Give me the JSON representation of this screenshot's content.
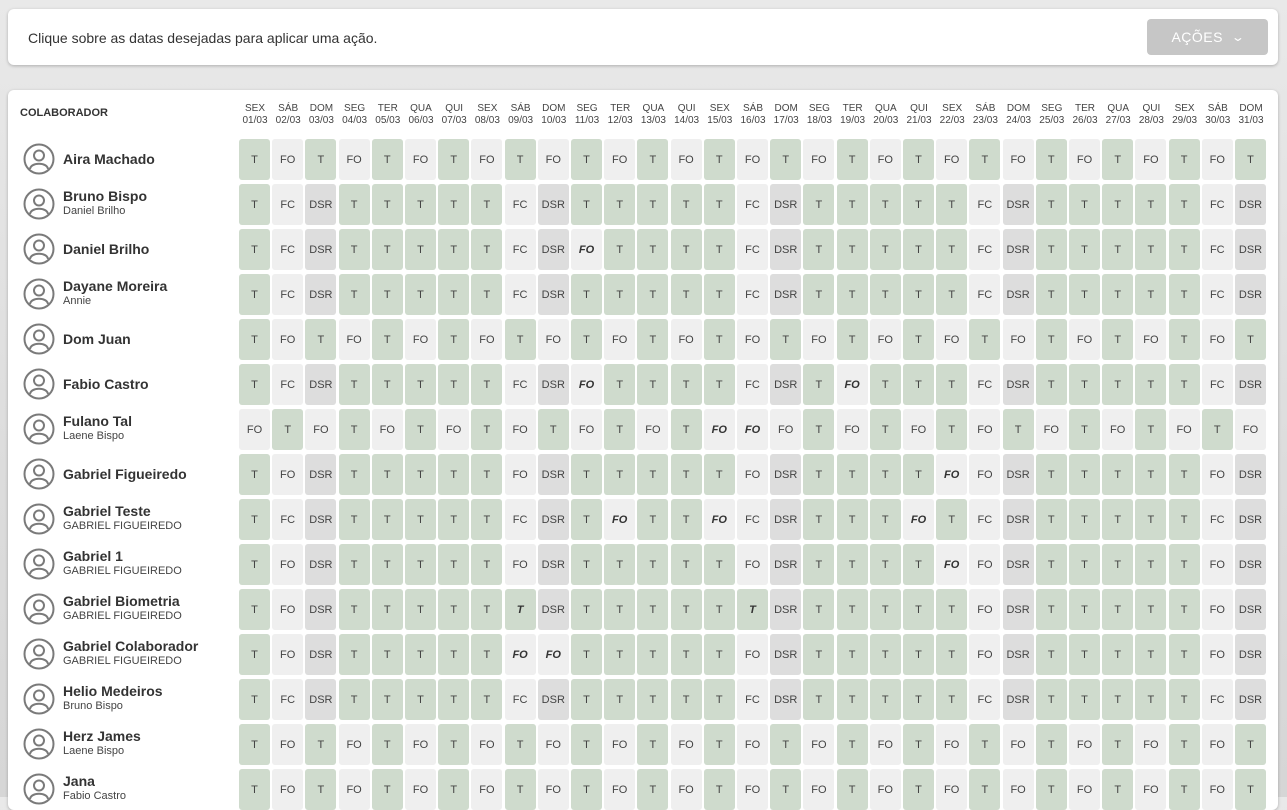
{
  "topbar": {
    "instruction": "Clique sobre as datas desejadas para aplicar uma ação.",
    "actions_label": "AÇÕES"
  },
  "grid": {
    "collaborator_header": "COLABORADOR",
    "days": [
      {
        "dow": "SEX",
        "date": "01/03"
      },
      {
        "dow": "SÁB",
        "date": "02/03"
      },
      {
        "dow": "DOM",
        "date": "03/03"
      },
      {
        "dow": "SEG",
        "date": "04/03"
      },
      {
        "dow": "TER",
        "date": "05/03"
      },
      {
        "dow": "QUA",
        "date": "06/03"
      },
      {
        "dow": "QUI",
        "date": "07/03"
      },
      {
        "dow": "SEX",
        "date": "08/03"
      },
      {
        "dow": "SÁB",
        "date": "09/03"
      },
      {
        "dow": "DOM",
        "date": "10/03"
      },
      {
        "dow": "SEG",
        "date": "11/03"
      },
      {
        "dow": "TER",
        "date": "12/03"
      },
      {
        "dow": "QUA",
        "date": "13/03"
      },
      {
        "dow": "QUI",
        "date": "14/03"
      },
      {
        "dow": "SEX",
        "date": "15/03"
      },
      {
        "dow": "SÁB",
        "date": "16/03"
      },
      {
        "dow": "DOM",
        "date": "17/03"
      },
      {
        "dow": "SEG",
        "date": "18/03"
      },
      {
        "dow": "TER",
        "date": "19/03"
      },
      {
        "dow": "QUA",
        "date": "20/03"
      },
      {
        "dow": "QUI",
        "date": "21/03"
      },
      {
        "dow": "SEX",
        "date": "22/03"
      },
      {
        "dow": "SÁB",
        "date": "23/03"
      },
      {
        "dow": "DOM",
        "date": "24/03"
      },
      {
        "dow": "SEG",
        "date": "25/03"
      },
      {
        "dow": "TER",
        "date": "26/03"
      },
      {
        "dow": "QUA",
        "date": "27/03"
      },
      {
        "dow": "QUI",
        "date": "28/03"
      },
      {
        "dow": "SEX",
        "date": "29/03"
      },
      {
        "dow": "SÁB",
        "date": "30/03"
      },
      {
        "dow": "DOM",
        "date": "31/03"
      }
    ],
    "rows": [
      {
        "name": "Aira Machado",
        "sub": "",
        "cells": [
          "T",
          "FO",
          "T",
          "FO",
          "T",
          "FO",
          "T",
          "FO",
          "T",
          "FO",
          "T",
          "FO",
          "T",
          "FO",
          "T",
          "FO",
          "T",
          "FO",
          "T",
          "FO",
          "T",
          "FO",
          "T",
          "FO",
          "T",
          "FO",
          "T",
          "FO",
          "T",
          "FO",
          "T"
        ]
      },
      {
        "name": "Bruno Bispo",
        "sub": "Daniel Brilho",
        "cells": [
          "T",
          "FC",
          "DSR",
          "T",
          "T",
          "T",
          "T",
          "T",
          "FC",
          "DSR",
          "T",
          "T",
          "T",
          "T",
          "T",
          "FC",
          "DSR",
          "T",
          "T",
          "T",
          "T",
          "T",
          "FC",
          "DSR",
          "T",
          "T",
          "T",
          "T",
          "T",
          "FC",
          "DSR"
        ]
      },
      {
        "name": "Daniel Brilho",
        "sub": "",
        "cells": [
          "T",
          "FC",
          "DSR",
          "T",
          "T",
          "T",
          "T",
          "T",
          "FC",
          "DSR",
          "FO*",
          "T",
          "T",
          "T",
          "T",
          "FC",
          "DSR",
          "T",
          "T",
          "T",
          "T",
          "T",
          "FC",
          "DSR",
          "T",
          "T",
          "T",
          "T",
          "T",
          "FC",
          "DSR"
        ]
      },
      {
        "name": "Dayane Moreira",
        "sub": "Annie",
        "cells": [
          "T",
          "FC",
          "DSR",
          "T",
          "T",
          "T",
          "T",
          "T",
          "FC",
          "DSR",
          "T",
          "T",
          "T",
          "T",
          "T",
          "FC",
          "DSR",
          "T",
          "T",
          "T",
          "T",
          "T",
          "FC",
          "DSR",
          "T",
          "T",
          "T",
          "T",
          "T",
          "FC",
          "DSR"
        ]
      },
      {
        "name": "Dom Juan",
        "sub": "",
        "cells": [
          "T",
          "FO",
          "T",
          "FO",
          "T",
          "FO",
          "T",
          "FO",
          "T",
          "FO",
          "T",
          "FO",
          "T",
          "FO",
          "T",
          "FO",
          "T",
          "FO",
          "T",
          "FO",
          "T",
          "FO",
          "T",
          "FO",
          "T",
          "FO",
          "T",
          "FO",
          "T",
          "FO",
          "T"
        ]
      },
      {
        "name": "Fabio Castro",
        "sub": "",
        "cells": [
          "T",
          "FC",
          "DSR",
          "T",
          "T",
          "T",
          "T",
          "T",
          "FC",
          "DSR",
          "FO*",
          "T",
          "T",
          "T",
          "T",
          "FC",
          "DSR",
          "T",
          "FO*",
          "T",
          "T",
          "T",
          "FC",
          "DSR",
          "T",
          "T",
          "T",
          "T",
          "T",
          "FC",
          "DSR"
        ]
      },
      {
        "name": "Fulano Tal",
        "sub": "Laene Bispo",
        "cells": [
          "FO",
          "T",
          "FO",
          "T",
          "FO",
          "T",
          "FO",
          "T",
          "FO",
          "T",
          "FO",
          "T",
          "FO",
          "T",
          "FO*",
          "FO*",
          "FO",
          "T",
          "FO",
          "T",
          "FO",
          "T",
          "FO",
          "T",
          "FO",
          "T",
          "FO",
          "T",
          "FO",
          "T",
          "FO"
        ]
      },
      {
        "name": "Gabriel Figueiredo",
        "sub": "",
        "cells": [
          "T",
          "FO",
          "DSR",
          "T",
          "T",
          "T",
          "T",
          "T",
          "FO",
          "DSR",
          "T",
          "T",
          "T",
          "T",
          "T",
          "FO",
          "DSR",
          "T",
          "T",
          "T",
          "T",
          "FO*",
          "FO",
          "DSR",
          "T",
          "T",
          "T",
          "T",
          "T",
          "FO",
          "DSR"
        ]
      },
      {
        "name": "Gabriel Teste",
        "sub": "GABRIEL FIGUEIREDO",
        "cells": [
          "T",
          "FC",
          "DSR",
          "T",
          "T",
          "T",
          "T",
          "T",
          "FC",
          "DSR",
          "T",
          "FO*",
          "T",
          "T",
          "FO*",
          "FC",
          "DSR",
          "T",
          "T",
          "T",
          "FO*",
          "T",
          "FC",
          "DSR",
          "T",
          "T",
          "T",
          "T",
          "T",
          "FC",
          "DSR"
        ]
      },
      {
        "name": "Gabriel 1",
        "sub": "GABRIEL FIGUEIREDO",
        "cells": [
          "T",
          "FO",
          "DSR",
          "T",
          "T",
          "T",
          "T",
          "T",
          "FO",
          "DSR",
          "T",
          "T",
          "T",
          "T",
          "T",
          "FO",
          "DSR",
          "T",
          "T",
          "T",
          "T",
          "FO*",
          "FO",
          "DSR",
          "T",
          "T",
          "T",
          "T",
          "T",
          "FO",
          "DSR"
        ]
      },
      {
        "name": "Gabriel Biometria",
        "sub": "GABRIEL FIGUEIREDO",
        "cells": [
          "T",
          "FO",
          "DSR",
          "T",
          "T",
          "T",
          "T",
          "T",
          "T*",
          "DSR",
          "T",
          "T",
          "T",
          "T",
          "T",
          "T*",
          "DSR",
          "T",
          "T",
          "T",
          "T",
          "T",
          "FO",
          "DSR",
          "T",
          "T",
          "T",
          "T",
          "T",
          "FO",
          "DSR"
        ]
      },
      {
        "name": "Gabriel Colaborador",
        "sub": "GABRIEL FIGUEIREDO",
        "cells": [
          "T",
          "FO",
          "DSR",
          "T",
          "T",
          "T",
          "T",
          "T",
          "FO*",
          "FO*",
          "T",
          "T",
          "T",
          "T",
          "T",
          "FO",
          "DSR",
          "T",
          "T",
          "T",
          "T",
          "T",
          "FO",
          "DSR",
          "T",
          "T",
          "T",
          "T",
          "T",
          "FO",
          "DSR"
        ]
      },
      {
        "name": "Helio Medeiros",
        "sub": "Bruno Bispo",
        "cells": [
          "T",
          "FC",
          "DSR",
          "T",
          "T",
          "T",
          "T",
          "T",
          "FC",
          "DSR",
          "T",
          "T",
          "T",
          "T",
          "T",
          "FC",
          "DSR",
          "T",
          "T",
          "T",
          "T",
          "T",
          "FC",
          "DSR",
          "T",
          "T",
          "T",
          "T",
          "T",
          "FC",
          "DSR"
        ]
      },
      {
        "name": "Herz James",
        "sub": "Laene Bispo",
        "cells": [
          "T",
          "FO",
          "T",
          "FO",
          "T",
          "FO",
          "T",
          "FO",
          "T",
          "FO",
          "T",
          "FO",
          "T",
          "FO",
          "T",
          "FO",
          "T",
          "FO",
          "T",
          "FO",
          "T",
          "FO",
          "T",
          "FO",
          "T",
          "FO",
          "T",
          "FO",
          "T",
          "FO",
          "T"
        ]
      },
      {
        "name": "Jana",
        "sub": "Fabio Castro",
        "cells": [
          "T",
          "FO",
          "T",
          "FO",
          "T",
          "FO",
          "T",
          "FO",
          "T",
          "FO",
          "T",
          "FO",
          "T",
          "FO",
          "T",
          "FO",
          "T",
          "FO",
          "T",
          "FO",
          "T",
          "FO",
          "T",
          "FO",
          "T",
          "FO",
          "T",
          "FO",
          "T",
          "FO",
          "T"
        ]
      }
    ]
  },
  "colors": {
    "work_cell": "#cfdbcd",
    "off_cell": "#efefef",
    "dsr_cell": "#dddddd",
    "actions_button": "#c6c6c6"
  }
}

******

Within the entries above, report how many lines include "Daniel", and keep the answer to the number.

_RESPONSE TO THE EXERCISE_: 2